**TASK TO COMPLETE:** Your task is to repeat the entries word for word while leaving out the pictures.

___ STORED ROWS

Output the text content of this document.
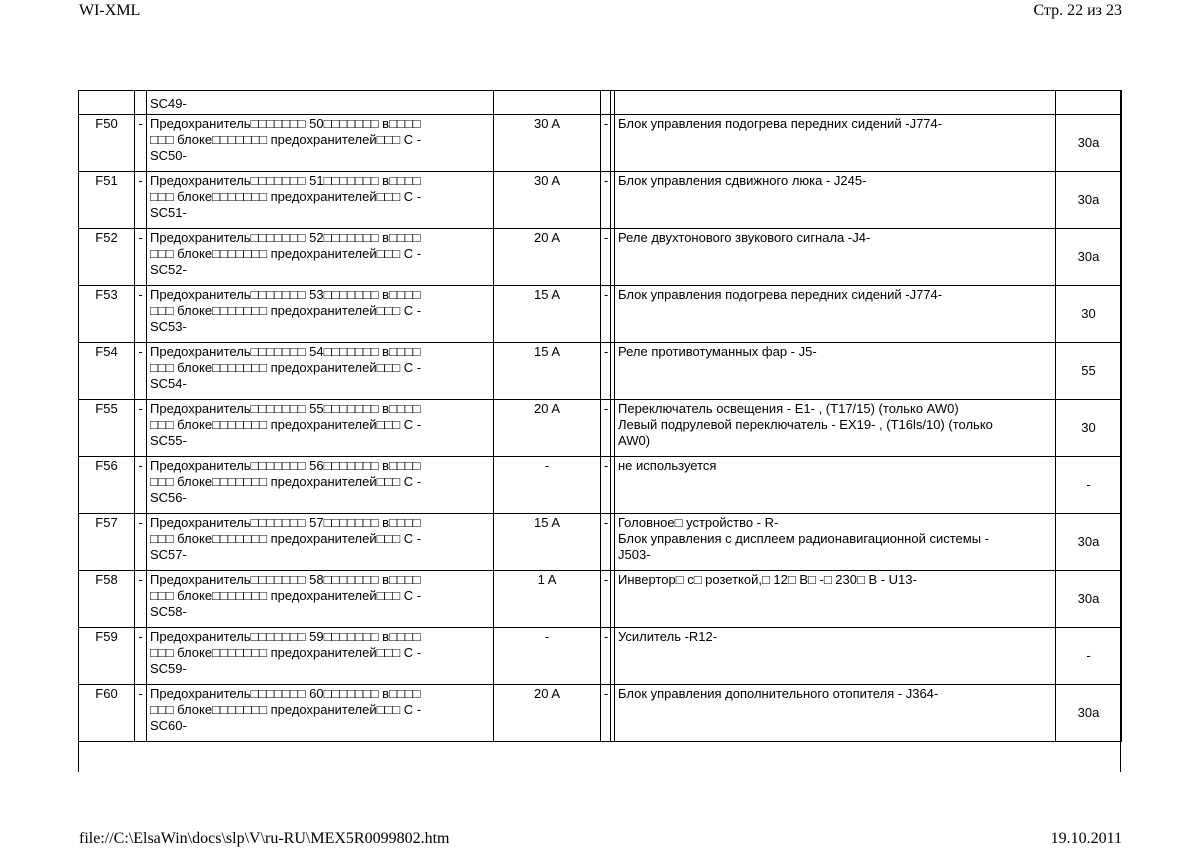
WI-XML	Стр. 22 из 23

		SC49-					

F50	-	Предохранитель□□□□□□□ 50□□□□□□□ в□□□□
□□□ блоке□□□□□□□ предохранителей□□□ C -
SC50-	30 A	-		Блок управления подогрева передних сидений -J774-	30a
F51	-	Предохранитель□□□□□□□ 51□□□□□□□ в□□□□
□□□ блоке□□□□□□□ предохранителей□□□ C -
SC51-	30 A	-		Блок управления сдвижного люка - J245-	30a
F52	-	Предохранитель□□□□□□□ 52□□□□□□□ в□□□□
□□□ блоке□□□□□□□ предохранителей□□□ C -
SC52-	20 A	-		Реле двухтонового звукового сигнала -J4-	30a
F53	-	Предохранитель□□□□□□□ 53□□□□□□□ в□□□□
□□□ блоке□□□□□□□ предохранителей□□□ C -
SC53-	15 A	-		Блок управления подогрева передних сидений -J774-	30
F54	-	Предохранитель□□□□□□□ 54□□□□□□□ в□□□□
□□□ блоке□□□□□□□ предохранителей□□□ C -
SC54-	15 A	-		Реле противотуманных фар - J5-	55
F55	-	Предохранитель□□□□□□□ 55□□□□□□□ в□□□□
□□□ блоке□□□□□□□ предохранителей□□□ C -
SC55-	20 A	-		Переключатель освещения - E1- , (T17/15) (только AW0)
Левый подрулевой переключатель - EX19- , (T16ls/10) (только
AW0)	30
F56	-	Предохранитель□□□□□□□ 56□□□□□□□ в□□□□
□□□ блоке□□□□□□□ предохранителей□□□ C -
SC56-	-	-		не используется	-
F57	-	Предохранитель□□□□□□□ 57□□□□□□□ в□□□□
□□□ блоке□□□□□□□ предохранителей□□□ C -
SC57-	15 A	-		Головное□ устройство - R-
Блок управления с дисплеем радионавигационной системы -
J503-	30a
F58	-	Предохранитель□□□□□□□ 58□□□□□□□ в□□□□
□□□ блоке□□□□□□□ предохранителей□□□ C -
SC58-	1 A	-		Инвертор□ с□ розеткой,□ 12□ В□ -□ 230□ В - U13-	30a
F59	-	Предохранитель□□□□□□□ 59□□□□□□□ в□□□□
□□□ блоке□□□□□□□ предохранителей□□□ C -
SC59-	-	-		Усилитель -R12-	-
F60	-	Предохранитель□□□□□□□ 60□□□□□□□ в□□□□
□□□ блоке□□□□□□□ предохранителей□□□ C -
SC60-	20 A	-		Блок управления дополнительного отопителя - J364-	30a
file://C:\ElsaWin\docs\slp\V\ru-RU\MEX5R0099802.htm	19.10.2011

______

**COMPLETED TASK:**
Output the text content of this document.
WI-XML	Стр. 22 из 23

		SC49-					

F50	-	Предохранитель□□□□□□□ 50□□□□□□□ в□□□□
□□□ блоке□□□□□□□ предохранителей□□□ C -
SC50-	30 A	-		Блок управления подогрева передних сидений -J774-	30a
F51	-	Предохранитель□□□□□□□ 51□□□□□□□ в□□□□
□□□ блоке□□□□□□□ предохранителей□□□ C -
SC51-	30 A	-		Блок управления сдвижного люка - J245-	30a
F52	-	Предохранитель□□□□□□□ 52□□□□□□□ в□□□□
□□□ блоке□□□□□□□ предохранителей□□□ C -
SC52-	20 A	-		Реле двухтонового звукового сигнала -J4-	30a
F53	-	Предохранитель□□□□□□□ 53□□□□□□□ в□□□□
□□□ блоке□□□□□□□ предохранителей□□□ C -
SC53-	15 A	-		Блок управления подогрева передних сидений -J774-	30
F54	-	Предохранитель□□□□□□□ 54□□□□□□□ в□□□□
□□□ блоке□□□□□□□ предохранителей□□□ C -
SC54-	15 A	-		Реле противотуманных фар - J5-	55
F55	-	Предохранитель□□□□□□□ 55□□□□□□□ в□□□□
□□□ блоке□□□□□□□ предохранителей□□□ C -
SC55-	20 A	-		Переключатель освещения - E1- , (T17/15) (только AW0)
Левый подрулевой переключатель - EX19- , (T16ls/10) (только
AW0)	30
F56	-	Предохранитель□□□□□□□ 56□□□□□□□ в□□□□
□□□ блоке□□□□□□□ предохранителей□□□ C -
SC56-	-	-		не используется	-
F57	-	Предохранитель□□□□□□□ 57□□□□□□□ в□□□□
□□□ блоке□□□□□□□ предохранителей□□□ C -
SC57-	15 A	-		Головное□ устройство - R-
Блок управления с дисплеем радионавигационной системы -
J503-	30a
F58	-	Предохранитель□□□□□□□ 58□□□□□□□ в□□□□
□□□ блоке□□□□□□□ предохранителей□□□ C -
SC58-	1 A	-		Инвертор□ с□ розеткой,□ 12□ В□ -□ 230□ В - U13-	30a
F59	-	Предохранитель□□□□□□□ 59□□□□□□□ в□□□□
□□□ блоке□□□□□□□ предохранителей□□□ C -
SC59-	-	-		Усилитель -R12-	-
F60	-	Предохранитель□□□□□□□ 60□□□□□□□ в□□□□
□□□ блоке□□□□□□□ предохранителей□□□ C -
SC60-	20 A	-		Блок управления дополнительного отопителя - J364-	30a
file://C:\ElsaWin\docs\slp\V\ru-RU\MEX5R0099802.htm	19.10.2011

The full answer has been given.